§ DATA TO USE:
# # #

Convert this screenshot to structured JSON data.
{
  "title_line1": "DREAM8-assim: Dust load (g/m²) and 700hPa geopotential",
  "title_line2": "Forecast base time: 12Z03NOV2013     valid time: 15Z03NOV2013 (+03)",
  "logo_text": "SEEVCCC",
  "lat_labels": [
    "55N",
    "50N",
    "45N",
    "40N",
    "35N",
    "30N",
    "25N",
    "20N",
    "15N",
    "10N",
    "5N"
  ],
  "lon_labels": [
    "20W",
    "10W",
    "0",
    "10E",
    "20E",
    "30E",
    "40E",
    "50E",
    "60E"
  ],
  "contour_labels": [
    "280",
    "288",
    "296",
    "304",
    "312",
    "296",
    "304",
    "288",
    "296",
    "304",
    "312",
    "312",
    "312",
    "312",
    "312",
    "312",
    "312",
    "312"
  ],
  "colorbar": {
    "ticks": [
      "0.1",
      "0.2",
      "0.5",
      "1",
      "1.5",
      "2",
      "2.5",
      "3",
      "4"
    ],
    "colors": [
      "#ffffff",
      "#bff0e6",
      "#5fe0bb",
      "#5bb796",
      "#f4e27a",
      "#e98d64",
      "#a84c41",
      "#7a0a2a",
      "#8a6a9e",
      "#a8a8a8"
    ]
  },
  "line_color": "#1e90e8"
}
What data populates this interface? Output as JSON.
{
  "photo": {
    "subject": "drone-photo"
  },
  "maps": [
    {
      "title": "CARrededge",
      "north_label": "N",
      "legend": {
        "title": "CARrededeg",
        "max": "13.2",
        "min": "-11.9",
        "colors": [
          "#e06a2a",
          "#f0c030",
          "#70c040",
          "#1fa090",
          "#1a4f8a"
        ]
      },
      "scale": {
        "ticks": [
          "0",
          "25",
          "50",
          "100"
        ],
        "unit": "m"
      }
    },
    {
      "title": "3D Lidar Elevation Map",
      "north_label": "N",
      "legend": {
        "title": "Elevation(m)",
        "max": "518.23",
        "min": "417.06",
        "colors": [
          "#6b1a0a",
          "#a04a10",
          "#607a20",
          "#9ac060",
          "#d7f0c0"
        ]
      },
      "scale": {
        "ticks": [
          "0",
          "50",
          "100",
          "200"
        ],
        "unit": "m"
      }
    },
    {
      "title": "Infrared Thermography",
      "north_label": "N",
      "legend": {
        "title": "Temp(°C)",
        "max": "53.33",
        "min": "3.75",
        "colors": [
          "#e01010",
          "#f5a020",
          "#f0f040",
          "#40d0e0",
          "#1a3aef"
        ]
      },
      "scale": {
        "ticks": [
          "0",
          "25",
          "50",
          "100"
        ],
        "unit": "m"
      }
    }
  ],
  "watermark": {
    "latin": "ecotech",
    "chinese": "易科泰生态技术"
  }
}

# # #

In the lines above, locate the string "Elevation". Copy every line where it occurs.

      "title": "3D Lidar Elevation Map",
        "title": "Elevation(m)",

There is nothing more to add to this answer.